## Instructions for the task
Each record should be retyped word for word.

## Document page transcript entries
%%

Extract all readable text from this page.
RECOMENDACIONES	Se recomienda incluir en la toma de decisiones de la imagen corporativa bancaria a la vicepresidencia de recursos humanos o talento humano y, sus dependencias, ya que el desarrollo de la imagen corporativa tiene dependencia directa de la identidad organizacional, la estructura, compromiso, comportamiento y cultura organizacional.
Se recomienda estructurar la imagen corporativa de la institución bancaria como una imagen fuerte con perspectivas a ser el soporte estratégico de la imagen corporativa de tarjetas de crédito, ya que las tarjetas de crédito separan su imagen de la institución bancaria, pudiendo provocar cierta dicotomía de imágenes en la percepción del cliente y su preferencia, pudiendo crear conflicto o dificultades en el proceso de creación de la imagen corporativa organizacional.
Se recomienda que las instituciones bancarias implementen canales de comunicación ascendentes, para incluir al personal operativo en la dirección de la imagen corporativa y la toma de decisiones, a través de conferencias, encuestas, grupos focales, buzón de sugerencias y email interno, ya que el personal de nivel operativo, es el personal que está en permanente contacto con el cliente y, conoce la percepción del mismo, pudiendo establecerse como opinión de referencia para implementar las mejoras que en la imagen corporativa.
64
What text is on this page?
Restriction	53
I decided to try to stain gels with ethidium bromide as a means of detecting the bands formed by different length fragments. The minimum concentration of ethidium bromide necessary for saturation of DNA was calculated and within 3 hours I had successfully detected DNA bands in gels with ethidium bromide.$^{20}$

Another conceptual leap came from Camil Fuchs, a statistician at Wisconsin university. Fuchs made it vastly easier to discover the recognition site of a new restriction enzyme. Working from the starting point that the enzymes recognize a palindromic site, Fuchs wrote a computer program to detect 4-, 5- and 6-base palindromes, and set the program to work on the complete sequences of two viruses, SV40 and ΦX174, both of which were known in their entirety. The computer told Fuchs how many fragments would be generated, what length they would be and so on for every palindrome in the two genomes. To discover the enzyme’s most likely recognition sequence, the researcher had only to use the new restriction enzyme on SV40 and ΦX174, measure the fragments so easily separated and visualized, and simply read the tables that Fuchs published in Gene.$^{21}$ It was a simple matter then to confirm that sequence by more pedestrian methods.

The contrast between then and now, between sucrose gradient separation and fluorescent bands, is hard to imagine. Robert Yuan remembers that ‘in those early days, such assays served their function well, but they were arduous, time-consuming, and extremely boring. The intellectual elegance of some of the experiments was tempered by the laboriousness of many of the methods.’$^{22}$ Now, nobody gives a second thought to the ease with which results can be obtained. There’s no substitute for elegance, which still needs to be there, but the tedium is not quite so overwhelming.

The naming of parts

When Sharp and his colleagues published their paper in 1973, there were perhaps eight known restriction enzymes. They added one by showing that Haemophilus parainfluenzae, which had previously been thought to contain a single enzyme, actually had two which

%%

## Solution to the exercise
Extract all readable text from this page.
RECOMENDACIONES	Se recomienda incluir en la toma de decisiones de la imagen corporativa bancaria a la vicepresidencia de recursos humanos o talento humano y, sus dependencias, ya que el desarrollo de la imagen corporativa tiene dependencia directa de la identidad organizacional, la estructura, compromiso, comportamiento y cultura organizacional.
Se recomienda estructurar la imagen corporativa de la institución bancaria como una imagen fuerte con perspectivas a ser el soporte estratégico de la imagen corporativa de tarjetas de crédito, ya que las tarjetas de crédito separan su imagen de la institución bancaria, pudiendo provocar cierta dicotomía de imágenes en la percepción del cliente y su preferencia, pudiendo crear conflicto o dificultades en el proceso de creación de la imagen corporativa organizacional.
Se recomienda que las instituciones bancarias implementen canales de comunicación ascendentes, para incluir al personal operativo en la dirección de la imagen corporativa y la toma de decisiones, a través de conferencias, encuestas, grupos focales, buzón de sugerencias y email interno, ya que el personal de nivel operativo, es el personal que está en permanente contacto con el cliente y, conoce la percepción del mismo, pudiendo establecerse como opinión de referencia para implementar las mejoras que en la imagen corporativa.
64
What text is on this page?
Restriction	53
I decided to try to stain gels with ethidium bromide as a means of detecting the bands formed by different length fragments. The minimum concentration of ethidium bromide necessary for saturation of DNA was calculated and within 3 hours I had successfully detected DNA bands in gels with ethidium bromide.$^{20}$

Another conceptual leap came from Camil Fuchs, a statistician at Wisconsin university. Fuchs made it vastly easier to discover the recognition site of a new restriction enzyme. Working from the starting point that the enzymes recognize a palindromic site, Fuchs wrote a computer program to detect 4-, 5- and 6-base palindromes, and set the program to work on the complete sequences of two viruses, SV40 and ΦX174, both of which were known in their entirety. The computer told Fuchs how many fragments would be generated, what length they would be and so on for every palindrome in the two genomes. To discover the enzyme’s most likely recognition sequence, the researcher had only to use the new restriction enzyme on SV40 and ΦX174, measure the fragments so easily separated and visualized, and simply read the tables that Fuchs published in Gene.$^{21}$ It was a simple matter then to confirm that sequence by more pedestrian methods.

The contrast between then and now, between sucrose gradient separation and fluorescent bands, is hard to imagine. Robert Yuan remembers that ‘in those early days, such assays served their function well, but they were arduous, time-consuming, and extremely boring. The intellectual elegance of some of the experiments was tempered by the laboriousness of many of the methods.’$^{22}$ Now, nobody gives a second thought to the ease with which results can be obtained. There’s no substitute for elegance, which still needs to be there, but the tedium is not quite so overwhelming.

The naming of parts

When Sharp and his colleagues published their paper in 1973, there were perhaps eight known restriction enzymes. They added one by showing that Haemophilus parainfluenzae, which had previously been thought to contain a single enzyme, actually had two which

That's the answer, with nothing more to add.